Extracted data entries:
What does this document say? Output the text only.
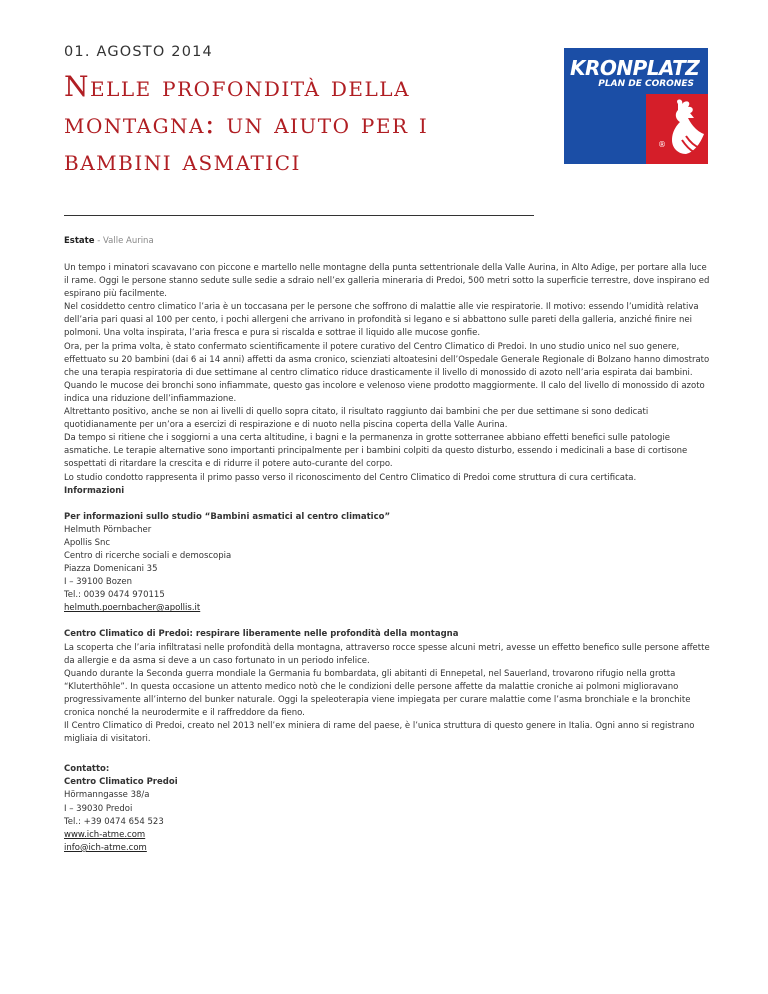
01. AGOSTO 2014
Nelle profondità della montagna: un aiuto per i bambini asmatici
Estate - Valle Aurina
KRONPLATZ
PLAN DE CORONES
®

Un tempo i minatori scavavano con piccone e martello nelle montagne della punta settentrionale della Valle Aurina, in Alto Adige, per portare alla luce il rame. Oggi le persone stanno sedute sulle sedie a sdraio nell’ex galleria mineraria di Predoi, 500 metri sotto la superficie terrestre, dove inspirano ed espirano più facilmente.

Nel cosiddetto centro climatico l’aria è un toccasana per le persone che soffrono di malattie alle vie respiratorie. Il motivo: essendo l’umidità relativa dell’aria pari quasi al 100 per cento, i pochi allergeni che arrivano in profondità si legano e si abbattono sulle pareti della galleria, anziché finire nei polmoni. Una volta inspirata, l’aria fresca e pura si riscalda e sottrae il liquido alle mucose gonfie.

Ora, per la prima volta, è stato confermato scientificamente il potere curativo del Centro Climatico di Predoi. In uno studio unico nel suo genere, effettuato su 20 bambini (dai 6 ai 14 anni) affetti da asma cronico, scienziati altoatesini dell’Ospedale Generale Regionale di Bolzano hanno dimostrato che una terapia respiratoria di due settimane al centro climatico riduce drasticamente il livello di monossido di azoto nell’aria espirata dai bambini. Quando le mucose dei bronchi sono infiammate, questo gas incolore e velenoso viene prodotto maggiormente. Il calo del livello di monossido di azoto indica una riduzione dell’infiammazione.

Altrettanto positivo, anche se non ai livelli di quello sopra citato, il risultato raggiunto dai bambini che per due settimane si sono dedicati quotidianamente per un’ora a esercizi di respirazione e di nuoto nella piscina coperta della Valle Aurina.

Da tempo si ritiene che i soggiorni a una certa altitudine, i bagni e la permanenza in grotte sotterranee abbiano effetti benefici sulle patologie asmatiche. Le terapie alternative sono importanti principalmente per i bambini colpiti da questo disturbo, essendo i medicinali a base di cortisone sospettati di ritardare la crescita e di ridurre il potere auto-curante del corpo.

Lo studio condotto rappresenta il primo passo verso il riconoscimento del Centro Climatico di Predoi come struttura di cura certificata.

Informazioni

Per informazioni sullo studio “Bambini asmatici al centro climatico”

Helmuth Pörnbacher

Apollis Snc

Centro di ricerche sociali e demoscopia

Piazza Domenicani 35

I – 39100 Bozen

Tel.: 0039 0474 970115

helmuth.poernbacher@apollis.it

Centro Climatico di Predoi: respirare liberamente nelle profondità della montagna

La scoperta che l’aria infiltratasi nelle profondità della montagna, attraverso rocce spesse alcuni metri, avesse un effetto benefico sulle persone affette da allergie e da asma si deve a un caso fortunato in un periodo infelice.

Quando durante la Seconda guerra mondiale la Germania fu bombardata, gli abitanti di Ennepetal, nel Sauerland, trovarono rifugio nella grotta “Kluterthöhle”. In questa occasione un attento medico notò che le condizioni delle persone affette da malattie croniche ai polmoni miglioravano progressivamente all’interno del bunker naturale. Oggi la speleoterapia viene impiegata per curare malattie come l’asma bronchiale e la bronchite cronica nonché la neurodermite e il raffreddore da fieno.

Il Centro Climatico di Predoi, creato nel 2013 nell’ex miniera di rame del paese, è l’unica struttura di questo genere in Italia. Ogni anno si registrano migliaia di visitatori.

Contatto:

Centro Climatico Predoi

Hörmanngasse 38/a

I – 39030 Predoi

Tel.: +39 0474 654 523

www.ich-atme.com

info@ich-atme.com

**WRITTEN EXERCISE**
Repeat the material above in full and unchanged, minus its images.

**RESULT BELOW**
What does this document say? Output the text only.
01. AGOSTO 2014
Nelle profondità della montagna: un aiuto per i bambini asmatici
Estate - Valle Aurina
KRONPLATZ
PLAN DE CORONES
®

Un tempo i minatori scavavano con piccone e martello nelle montagne della punta settentrionale della Valle Aurina, in Alto Adige, per portare alla luce il rame. Oggi le persone stanno sedute sulle sedie a sdraio nell’ex galleria mineraria di Predoi, 500 metri sotto la superficie terrestre, dove inspirano ed espirano più facilmente.

Nel cosiddetto centro climatico l’aria è un toccasana per le persone che soffrono di malattie alle vie respiratorie. Il motivo: essendo l’umidità relativa dell’aria pari quasi al 100 per cento, i pochi allergeni che arrivano in profondità si legano e si abbattono sulle pareti della galleria, anziché finire nei polmoni. Una volta inspirata, l’aria fresca e pura si riscalda e sottrae il liquido alle mucose gonfie.

Ora, per la prima volta, è stato confermato scientificamente il potere curativo del Centro Climatico di Predoi. In uno studio unico nel suo genere, effettuato su 20 bambini (dai 6 ai 14 anni) affetti da asma cronico, scienziati altoatesini dell’Ospedale Generale Regionale di Bolzano hanno dimostrato che una terapia respiratoria di due settimane al centro climatico riduce drasticamente il livello di monossido di azoto nell’aria espirata dai bambini. Quando le mucose dei bronchi sono infiammate, questo gas incolore e velenoso viene prodotto maggiormente. Il calo del livello di monossido di azoto indica una riduzione dell’infiammazione.

Altrettanto positivo, anche se non ai livelli di quello sopra citato, il risultato raggiunto dai bambini che per due settimane si sono dedicati quotidianamente per un’ora a esercizi di respirazione e di nuoto nella piscina coperta della Valle Aurina.

Da tempo si ritiene che i soggiorni a una certa altitudine, i bagni e la permanenza in grotte sotterranee abbiano effetti benefici sulle patologie asmatiche. Le terapie alternative sono importanti principalmente per i bambini colpiti da questo disturbo, essendo i medicinali a base di cortisone sospettati di ritardare la crescita e di ridurre il potere auto-curante del corpo.

Lo studio condotto rappresenta il primo passo verso il riconoscimento del Centro Climatico di Predoi come struttura di cura certificata.

Informazioni

Per informazioni sullo studio “Bambini asmatici al centro climatico”

Helmuth Pörnbacher

Apollis Snc

Centro di ricerche sociali e demoscopia

Piazza Domenicani 35

I – 39100 Bozen

Tel.: 0039 0474 970115

helmuth.poernbacher@apollis.it

Centro Climatico di Predoi: respirare liberamente nelle profondità della montagna

La scoperta che l’aria infiltratasi nelle profondità della montagna, attraverso rocce spesse alcuni metri, avesse un effetto benefico sulle persone affette da allergie e da asma si deve a un caso fortunato in un periodo infelice.

Quando durante la Seconda guerra mondiale la Germania fu bombardata, gli abitanti di Ennepetal, nel Sauerland, trovarono rifugio nella grotta “Kluterthöhle”. In questa occasione un attento medico notò che le condizioni delle persone affette da malattie croniche ai polmoni miglioravano progressivamente all’interno del bunker naturale. Oggi la speleoterapia viene impiegata per curare malattie come l’asma bronchiale e la bronchite cronica nonché la neurodermite e il raffreddore da fieno.

Il Centro Climatico di Predoi, creato nel 2013 nell’ex miniera di rame del paese, è l’unica struttura di questo genere in Italia. Ogni anno si registrano migliaia di visitatori.

Contatto:

Centro Climatico Predoi

Hörmanngasse 38/a

I – 39030 Predoi

Tel.: +39 0474 654 523

www.ich-atme.com

info@ich-atme.com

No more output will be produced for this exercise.